begin

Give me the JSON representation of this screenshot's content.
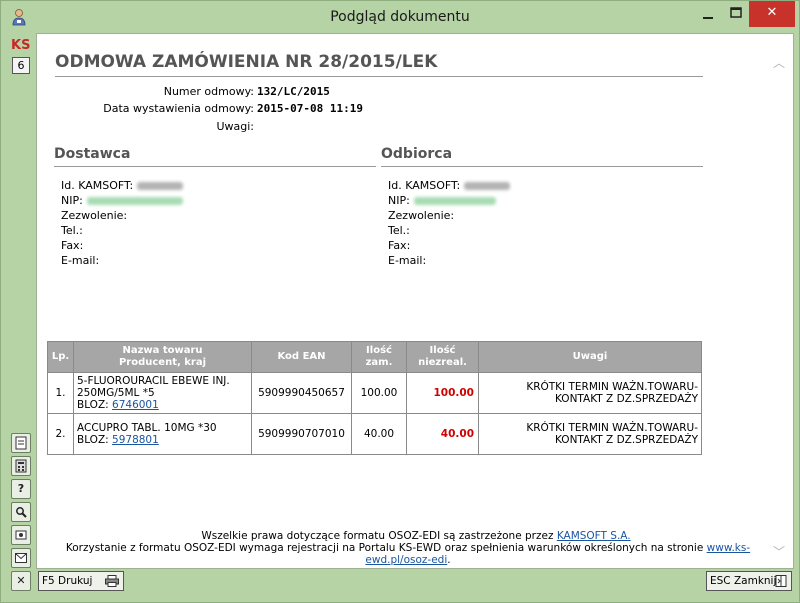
{
  "window": {
    "title": "Podgląd dokumentu"
  },
  "sidebar": {
    "logo": "KS",
    "page_number": "6"
  },
  "document": {
    "title": "ODMOWA ZAMÓWIENIA NR 28/2015/LEK",
    "meta": [
      {
        "label": "Numer odmowy:",
        "value": "132/LC/2015"
      },
      {
        "label": "Data wystawienia odmowy:",
        "value": "2015-07-08 11:19"
      },
      {
        "label": "Uwagi:",
        "value": ""
      }
    ],
    "supplier": {
      "heading": "Dostawca",
      "fields": [
        "Id. KAMSOFT:",
        "NIP:",
        "Zezwolenie:",
        "Tel.:",
        "Fax:",
        "E-mail:"
      ]
    },
    "recipient": {
      "heading": "Odbiorca",
      "fields": [
        "Id. KAMSOFT:",
        "NIP:",
        "Zezwolenie:",
        "Tel.:",
        "Fax:",
        "E-mail:"
      ]
    },
    "table": {
      "headers": [
        "Lp.",
        "Nazwa towaru\nProducent, kraj",
        "Kod EAN",
        "Ilość\nzam.",
        "Ilość\nniezreal.",
        "Uwagi"
      ],
      "rows": [
        {
          "lp": "1.",
          "name_line1": "5-FLUOROURACIL EBEWE INJ.",
          "name_line2": "250MG/5ML *5",
          "bloz_label": "BLOZ:",
          "bloz": "6746001",
          "ean": "5909990450657",
          "qty_ordered": "100.00",
          "qty_unrealized": "100.00",
          "notes_line1": "KRÓTKI TERMIN WAŻN.TOWARU-",
          "notes_line2": "KONTAKT Z DZ.SPRZEDAŻY"
        },
        {
          "lp": "2.",
          "name_line1": "ACCUPRO TABL. 10MG *30",
          "name_line2": "",
          "bloz_label": "BLOZ:",
          "bloz": "5978801",
          "ean": "5909990707010",
          "qty_ordered": "40.00",
          "qty_unrealized": "40.00",
          "notes_line1": "KRÓTKI TERMIN WAŻN.TOWARU-",
          "notes_line2": "KONTAKT Z DZ.SPRZEDAŻY"
        }
      ]
    },
    "footer": {
      "line1_text": "Wszelkie prawa dotyczące formatu OSOZ-EDI są zastrzeżone przez ",
      "line1_link": "KAMSOFT S.A.",
      "line2_text": "Korzystanie z formatu OSOZ-EDI wymaga rejestracji na Portalu KS-EWD oraz spełnienia warunków określonych na stronie ",
      "line2_link": "www.ks-ewd.pl/osoz-edi",
      "line2_end": "."
    }
  },
  "toolbar": {
    "print_label": "F5 Drukuj",
    "close_label": "ESC Zamknij"
  },
  "colors": {
    "frame": "#b5d3a5",
    "close_button": "#c7322a",
    "unrealized_qty": "#d00000",
    "table_header": "#a6a6a6",
    "link": "#1a55a0"
  }
}
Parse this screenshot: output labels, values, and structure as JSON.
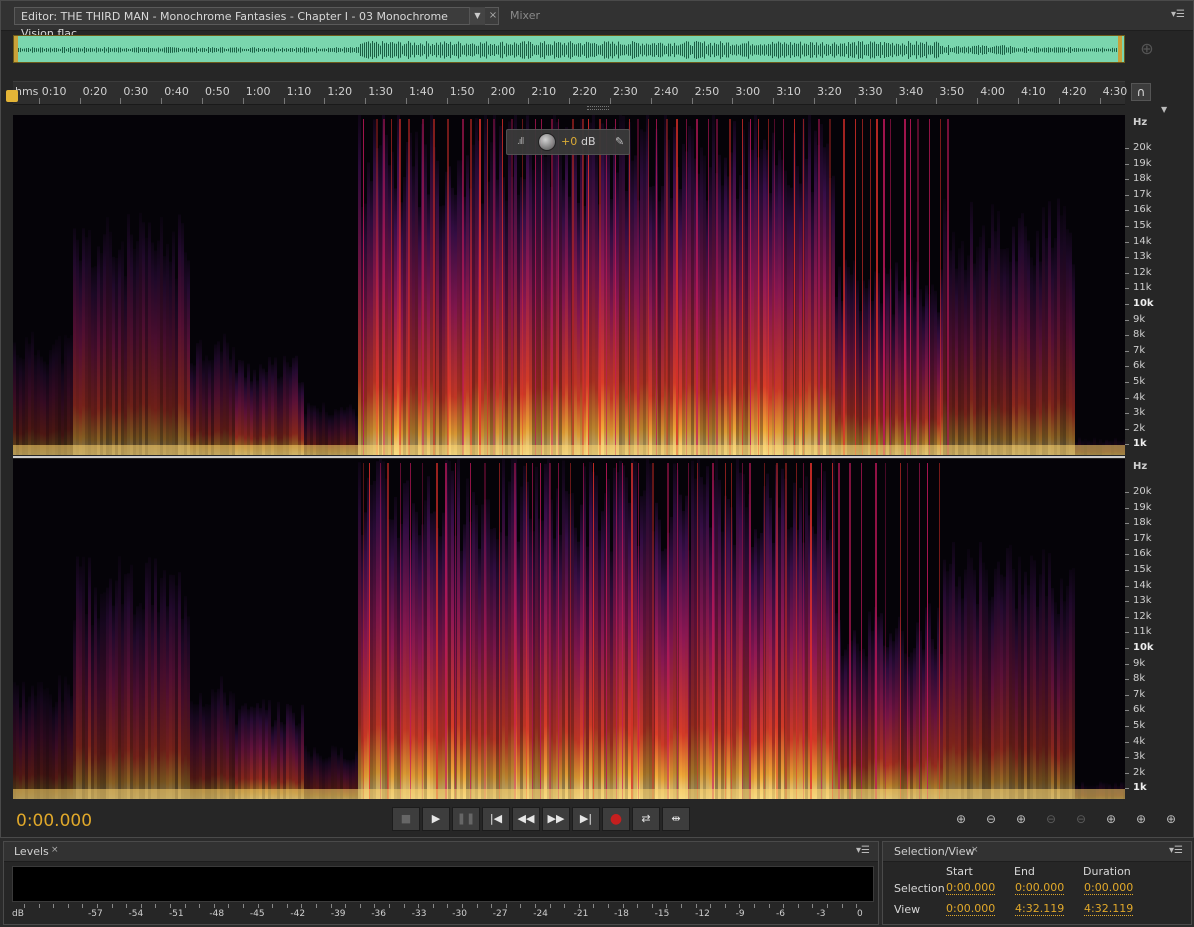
{
  "editor": {
    "tab_title": "Editor: THE THIRD MAN - Monochrome Fantasies - Chapter I - 03 Monochrome Vision.flac",
    "tab_dropdown_glyph": "▼",
    "tab_close_glyph": "×",
    "mixer_tab": "Mixer",
    "panel_menu_glyph": "▾☰"
  },
  "ruler": {
    "unit": "hms",
    "labels": [
      "0:10",
      "0:20",
      "0:30",
      "0:40",
      "0:50",
      "1:00",
      "1:10",
      "1:20",
      "1:30",
      "1:40",
      "1:50",
      "2:00",
      "2:10",
      "2:20",
      "2:30",
      "2:40",
      "2:50",
      "3:00",
      "3:10",
      "3:20",
      "3:30",
      "3:40",
      "3:50",
      "4:00",
      "4:10",
      "4:20",
      "4:30"
    ],
    "total_seconds": 272.119
  },
  "freq_axis": {
    "unit": "Hz",
    "labels": [
      "20k",
      "19k",
      "18k",
      "17k",
      "16k",
      "15k",
      "14k",
      "13k",
      "12k",
      "11k",
      "10k",
      "9k",
      "8k",
      "7k",
      "6k",
      "5k",
      "4k",
      "3k",
      "2k",
      "1k"
    ],
    "bold_labels": [
      "10k",
      "1k"
    ]
  },
  "hud": {
    "value": "+0",
    "unit": "dB"
  },
  "transport": {
    "time": "0:00.000",
    "buttons": [
      "stop-icon",
      "play-icon",
      "pause-icon",
      "move-to-start-icon",
      "rewind-icon",
      "fast-forward-icon",
      "move-to-end-icon",
      "record-icon",
      "loop-icon",
      "skip-selection-icon"
    ]
  },
  "zoom_tools": [
    "zoom-in-amplitude-icon",
    "zoom-out-amplitude-icon",
    "zoom-in-time-icon",
    "zoom-out-time-icon",
    "zoom-out-full-icon",
    "zoom-in-selection-icon",
    "zoom-selection-left-icon",
    "zoom-selection-right-icon"
  ],
  "levels": {
    "tab": "Levels",
    "close_glyph": "×",
    "db_unit": "dB",
    "db_labels": [
      "-57",
      "-54",
      "-51",
      "-48",
      "-45",
      "-42",
      "-39",
      "-36",
      "-33",
      "-30",
      "-27",
      "-24",
      "-21",
      "-18",
      "-15",
      "-12",
      "-9",
      "-6",
      "-3",
      "0"
    ]
  },
  "selection_view": {
    "tab": "Selection/View",
    "close_glyph": "×",
    "col_start": "Start",
    "col_end": "End",
    "col_duration": "Duration",
    "row_selection": "Selection",
    "row_view": "View",
    "selection": {
      "start": "0:00.000",
      "end": "0:00.000",
      "duration": "0:00.000"
    },
    "view": {
      "start": "0:00.000",
      "end": "4:32.119",
      "duration": "4:32.119"
    }
  },
  "colors": {
    "accent": "#e0a82a",
    "overview_wave": "#79d9b1",
    "spectrogram_hot": "#ffd46b",
    "spectrogram_mid": "#e0302a",
    "spectrogram_cool": "#4a1a6e"
  }
}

end

Every entry should be returned exactly as written, minus the pictures.

[Right answer]
Give me the JSON representation of this screenshot's content.
{
  "window": {
    "title": "Podgląd dokumentu"
  },
  "sidebar": {
    "logo": "KS",
    "page_number": "6"
  },
  "document": {
    "title": "ODMOWA ZAMÓWIENIA NR 28/2015/LEK",
    "meta": [
      {
        "label": "Numer odmowy:",
        "value": "132/LC/2015"
      },
      {
        "label": "Data wystawienia odmowy:",
        "value": "2015-07-08 11:19"
      },
      {
        "label": "Uwagi:",
        "value": ""
      }
    ],
    "supplier": {
      "heading": "Dostawca",
      "fields": [
        "Id. KAMSOFT:",
        "NIP:",
        "Zezwolenie:",
        "Tel.:",
        "Fax:",
        "E-mail:"
      ]
    },
    "recipient": {
      "heading": "Odbiorca",
      "fields": [
        "Id. KAMSOFT:",
        "NIP:",
        "Zezwolenie:",
        "Tel.:",
        "Fax:",
        "E-mail:"
      ]
    },
    "table": {
      "headers": [
        "Lp.",
        "Nazwa towaru\nProducent, kraj",
        "Kod EAN",
        "Ilość\nzam.",
        "Ilość\nniezreal.",
        "Uwagi"
      ],
      "rows": [
        {
          "lp": "1.",
          "name_line1": "5-FLUOROURACIL EBEWE INJ.",
          "name_line2": "250MG/5ML *5",
          "bloz_label": "BLOZ:",
          "bloz": "6746001",
          "ean": "5909990450657",
          "qty_ordered": "100.00",
          "qty_unrealized": "100.00",
          "notes_line1": "KRÓTKI TERMIN WAŻN.TOWARU-",
          "notes_line2": "KONTAKT Z DZ.SPRZEDAŻY"
        },
        {
          "lp": "2.",
          "name_line1": "ACCUPRO TABL. 10MG *30",
          "name_line2": "",
          "bloz_label": "BLOZ:",
          "bloz": "5978801",
          "ean": "5909990707010",
          "qty_ordered": "40.00",
          "qty_unrealized": "40.00",
          "notes_line1": "KRÓTKI TERMIN WAŻN.TOWARU-",
          "notes_line2": "KONTAKT Z DZ.SPRZEDAŻY"
        }
      ]
    },
    "footer": {
      "line1_text": "Wszelkie prawa dotyczące formatu OSOZ-EDI są zastrzeżone przez ",
      "line1_link": "KAMSOFT S.A.",
      "line2_text": "Korzystanie z formatu OSOZ-EDI wymaga rejestracji na Portalu KS-EWD oraz spełnienia warunków określonych na stronie ",
      "line2_link": "www.ks-ewd.pl/osoz-edi",
      "line2_end": "."
    }
  },
  "toolbar": {
    "print_label": "F5 Drukuj",
    "close_label": "ESC Zamknij"
  },
  "colors": {
    "frame": "#b5d3a5",
    "close_button": "#c7322a",
    "unrealized_qty": "#d00000",
    "table_header": "#a6a6a6",
    "link": "#1a55a0"
  }
}
Parse this screenshot: output labels, values, and structure as JSON.
{
  "editor": {
    "tab_title": "Editor: THE THIRD MAN - Monochrome Fantasies - Chapter I - 03 Monochrome Vision.flac",
    "tab_dropdown_glyph": "▼",
    "tab_close_glyph": "×",
    "mixer_tab": "Mixer",
    "panel_menu_glyph": "▾☰"
  },
  "ruler": {
    "unit": "hms",
    "labels": [
      "0:10",
      "0:20",
      "0:30",
      "0:40",
      "0:50",
      "1:00",
      "1:10",
      "1:20",
      "1:30",
      "1:40",
      "1:50",
      "2:00",
      "2:10",
      "2:20",
      "2:30",
      "2:40",
      "2:50",
      "3:00",
      "3:10",
      "3:20",
      "3:30",
      "3:40",
      "3:50",
      "4:00",
      "4:10",
      "4:20",
      "4:30"
    ],
    "total_seconds": 272.119
  },
  "freq_axis": {
    "unit": "Hz",
    "labels": [
      "20k",
      "19k",
      "18k",
      "17k",
      "16k",
      "15k",
      "14k",
      "13k",
      "12k",
      "11k",
      "10k",
      "9k",
      "8k",
      "7k",
      "6k",
      "5k",
      "4k",
      "3k",
      "2k",
      "1k"
    ],
    "bold_labels": [
      "10k",
      "1k"
    ]
  },
  "hud": {
    "value": "+0",
    "unit": "dB"
  },
  "transport": {
    "time": "0:00.000",
    "buttons": [
      "stop-icon",
      "play-icon",
      "pause-icon",
      "move-to-start-icon",
      "rewind-icon",
      "fast-forward-icon",
      "move-to-end-icon",
      "record-icon",
      "loop-icon",
      "skip-selection-icon"
    ]
  },
  "zoom_tools": [
    "zoom-in-amplitude-icon",
    "zoom-out-amplitude-icon",
    "zoom-in-time-icon",
    "zoom-out-time-icon",
    "zoom-out-full-icon",
    "zoom-in-selection-icon",
    "zoom-selection-left-icon",
    "zoom-selection-right-icon"
  ],
  "levels": {
    "tab": "Levels",
    "close_glyph": "×",
    "db_unit": "dB",
    "db_labels": [
      "-57",
      "-54",
      "-51",
      "-48",
      "-45",
      "-42",
      "-39",
      "-36",
      "-33",
      "-30",
      "-27",
      "-24",
      "-21",
      "-18",
      "-15",
      "-12",
      "-9",
      "-6",
      "-3",
      "0"
    ]
  },
  "selection_view": {
    "tab": "Selection/View",
    "close_glyph": "×",
    "col_start": "Start",
    "col_end": "End",
    "col_duration": "Duration",
    "row_selection": "Selection",
    "row_view": "View",
    "selection": {
      "start": "0:00.000",
      "end": "0:00.000",
      "duration": "0:00.000"
    },
    "view": {
      "start": "0:00.000",
      "end": "4:32.119",
      "duration": "4:32.119"
    }
  },
  "colors": {
    "accent": "#e0a82a",
    "overview_wave": "#79d9b1",
    "spectrogram_hot": "#ffd46b",
    "spectrogram_mid": "#e0302a",
    "spectrogram_cool": "#4a1a6e"
  }
}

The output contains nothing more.